## start

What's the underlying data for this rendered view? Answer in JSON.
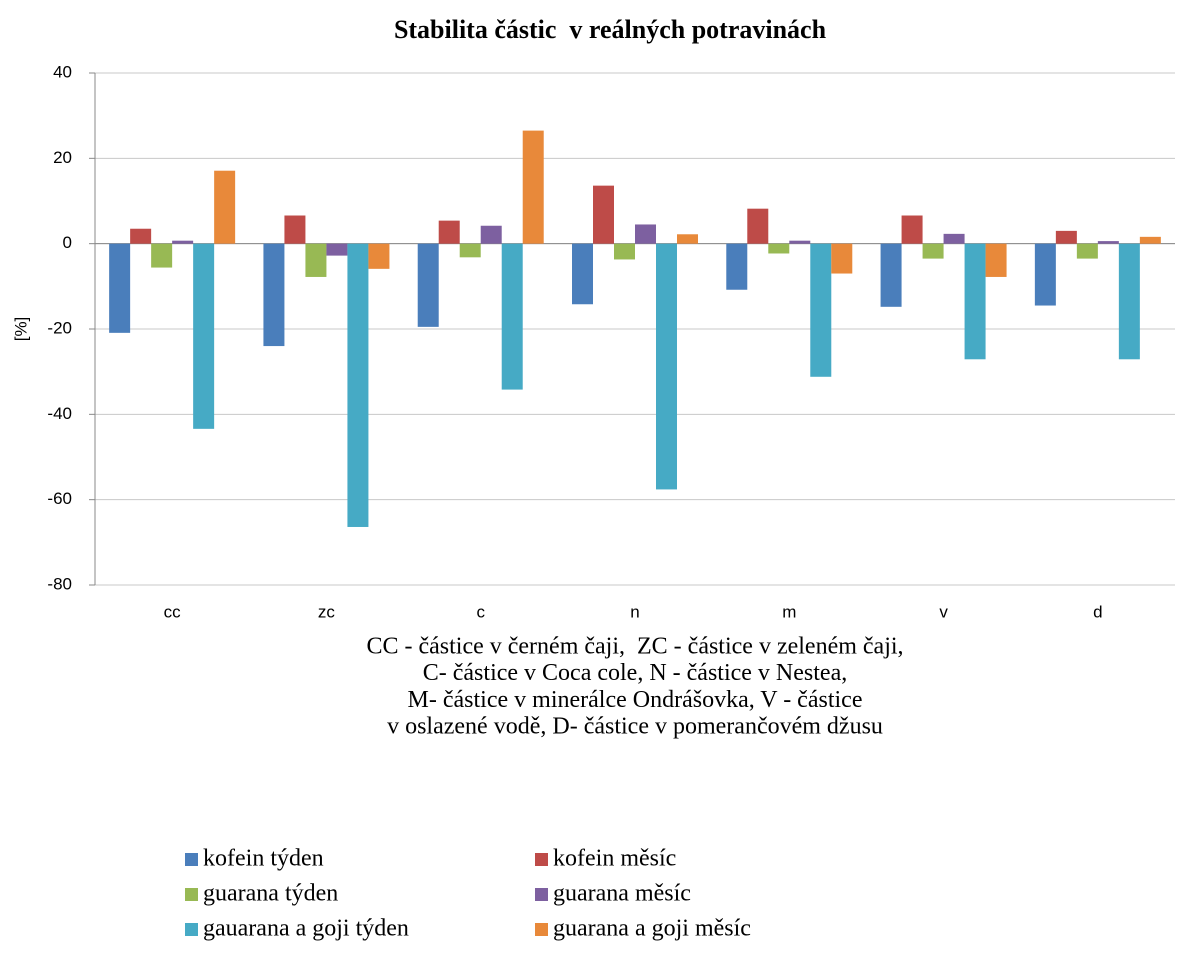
{
  "chart_data": {
    "type": "bar",
    "title": "Stabilita částic  v reálných potravinách",
    "y_label": "[%]",
    "caption": [
      "CC - částice v černém čaji,  ZC - částice v zeleném čaji,",
      "C- částice v Coca cole, N - částice v Nestea,",
      "M- částice v minerálce Ondrášovka, V - částice",
      "v oslazené vodě, D- částice v pomerančovém džusu"
    ],
    "categories": [
      "cc",
      "zc",
      "c",
      "n",
      "m",
      "v",
      "d"
    ],
    "series": [
      {
        "name": "kofein týden",
        "color": "#4a7ebb",
        "values": [
          -20.9,
          -24,
          -19.5,
          -14.2,
          -10.8,
          -14.8,
          -14.5
        ]
      },
      {
        "name": "kofein měsíc",
        "color": "#be4b48",
        "values": [
          3.5,
          6.6,
          5.4,
          13.6,
          8.2,
          6.6,
          3.0
        ]
      },
      {
        "name": "guarana týden",
        "color": "#98b954",
        "values": [
          -5.6,
          -7.8,
          -3.2,
          -3.7,
          -2.3,
          -3.5,
          -3.5
        ]
      },
      {
        "name": "guarana měsíc",
        "color": "#7d60a0",
        "values": [
          0.7,
          -2.8,
          4.2,
          4.5,
          0.7,
          2.3,
          0.6
        ]
      },
      {
        "name": "gauarana a goji týden",
        "color": "#46aac5",
        "values": [
          -43.4,
          -66.4,
          -34.2,
          -57.6,
          -31.2,
          -27.1,
          -27.1
        ]
      },
      {
        "name": "guarana a goji měsíc",
        "color": "#e8893a",
        "values": [
          17.1,
          -5.9,
          26.5,
          2.2,
          -7.0,
          -7.8,
          1.6
        ]
      }
    ],
    "ylim": [
      -80,
      40
    ],
    "yticks": [
      -80,
      -60,
      -40,
      -20,
      0,
      20,
      40
    ],
    "grid": true
  }
}
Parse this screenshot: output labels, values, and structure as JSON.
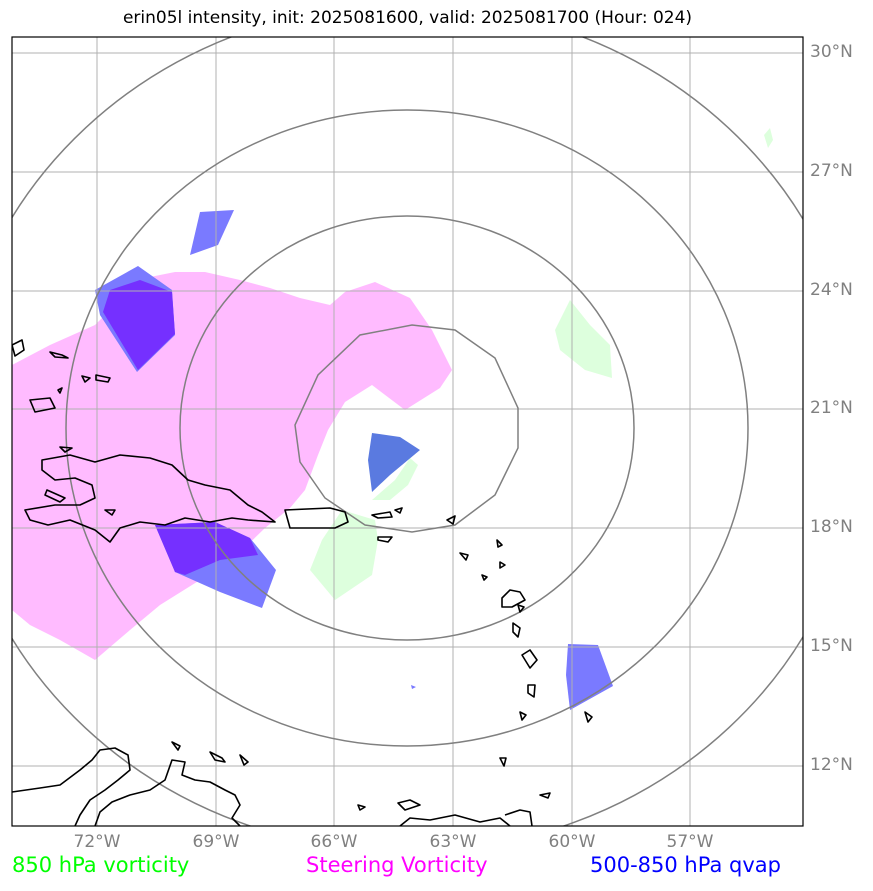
{
  "title": "erin05l intensity, init: 2025081600, valid: 2025081700 (Hour: 024)",
  "lat_labels": [
    "30°N",
    "27°N",
    "24°N",
    "21°N",
    "18°N",
    "15°N",
    "12°N"
  ],
  "lon_labels": [
    "72°W",
    "69°W",
    "66°W",
    "63°W",
    "60°W",
    "57°W"
  ],
  "legend": [
    {
      "label": "850 hPa vorticity",
      "color": "#00ff00"
    },
    {
      "label": "Steering Vorticity",
      "color": "#ff00ff"
    },
    {
      "label": "500-850 hPa qvap",
      "color": "#0000ff"
    }
  ],
  "colors": {
    "steering_fill": "#ffbbff",
    "qvap_fill": "#7a7aff",
    "qvap_dark": "#7530ff",
    "vort850_fill": "#ddffdd",
    "range_rings": "#808080",
    "gridlines": "#b0b0b0",
    "coastline": "#000000"
  }
}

## end

WHAT TO PRODUCE
Exactly reproduce the entries above, minus the pictures.

ANSWER TO THIS TASK
What's the underlying data for this rendered view? Answer in JSON.
{
  "chart_data": {
    "type": "bar",
    "title": "Stabilita částic  v reálných potravinách",
    "y_label": "[%]",
    "caption": [
      "CC - částice v černém čaji,  ZC - částice v zeleném čaji,",
      "C- částice v Coca cole, N - částice v Nestea,",
      "M- částice v minerálce Ondrášovka, V - částice",
      "v oslazené vodě, D- částice v pomerančovém džusu"
    ],
    "categories": [
      "cc",
      "zc",
      "c",
      "n",
      "m",
      "v",
      "d"
    ],
    "series": [
      {
        "name": "kofein týden",
        "color": "#4a7ebb",
        "values": [
          -20.9,
          -24,
          -19.5,
          -14.2,
          -10.8,
          -14.8,
          -14.5
        ]
      },
      {
        "name": "kofein měsíc",
        "color": "#be4b48",
        "values": [
          3.5,
          6.6,
          5.4,
          13.6,
          8.2,
          6.6,
          3.0
        ]
      },
      {
        "name": "guarana týden",
        "color": "#98b954",
        "values": [
          -5.6,
          -7.8,
          -3.2,
          -3.7,
          -2.3,
          -3.5,
          -3.5
        ]
      },
      {
        "name": "guarana měsíc",
        "color": "#7d60a0",
        "values": [
          0.7,
          -2.8,
          4.2,
          4.5,
          0.7,
          2.3,
          0.6
        ]
      },
      {
        "name": "gauarana a goji týden",
        "color": "#46aac5",
        "values": [
          -43.4,
          -66.4,
          -34.2,
          -57.6,
          -31.2,
          -27.1,
          -27.1
        ]
      },
      {
        "name": "guarana a goji měsíc",
        "color": "#e8893a",
        "values": [
          17.1,
          -5.9,
          26.5,
          2.2,
          -7.0,
          -7.8,
          1.6
        ]
      }
    ],
    "ylim": [
      -80,
      40
    ],
    "yticks": [
      -80,
      -60,
      -40,
      -20,
      0,
      20,
      40
    ],
    "grid": true
  }
}
Parse this screenshot: output labels, values, and structure as JSON.
{
  "title": "erin05l intensity, init: 2025081600, valid: 2025081700 (Hour: 024)",
  "lat_labels": [
    "30°N",
    "27°N",
    "24°N",
    "21°N",
    "18°N",
    "15°N",
    "12°N"
  ],
  "lon_labels": [
    "72°W",
    "69°W",
    "66°W",
    "63°W",
    "60°W",
    "57°W"
  ],
  "legend": [
    {
      "label": "850 hPa vorticity",
      "color": "#00ff00"
    },
    {
      "label": "Steering Vorticity",
      "color": "#ff00ff"
    },
    {
      "label": "500-850 hPa qvap",
      "color": "#0000ff"
    }
  ],
  "colors": {
    "steering_fill": "#ffbbff",
    "qvap_fill": "#7a7aff",
    "qvap_dark": "#7530ff",
    "vort850_fill": "#ddffdd",
    "range_rings": "#808080",
    "gridlines": "#b0b0b0",
    "coastline": "#000000"
  }
}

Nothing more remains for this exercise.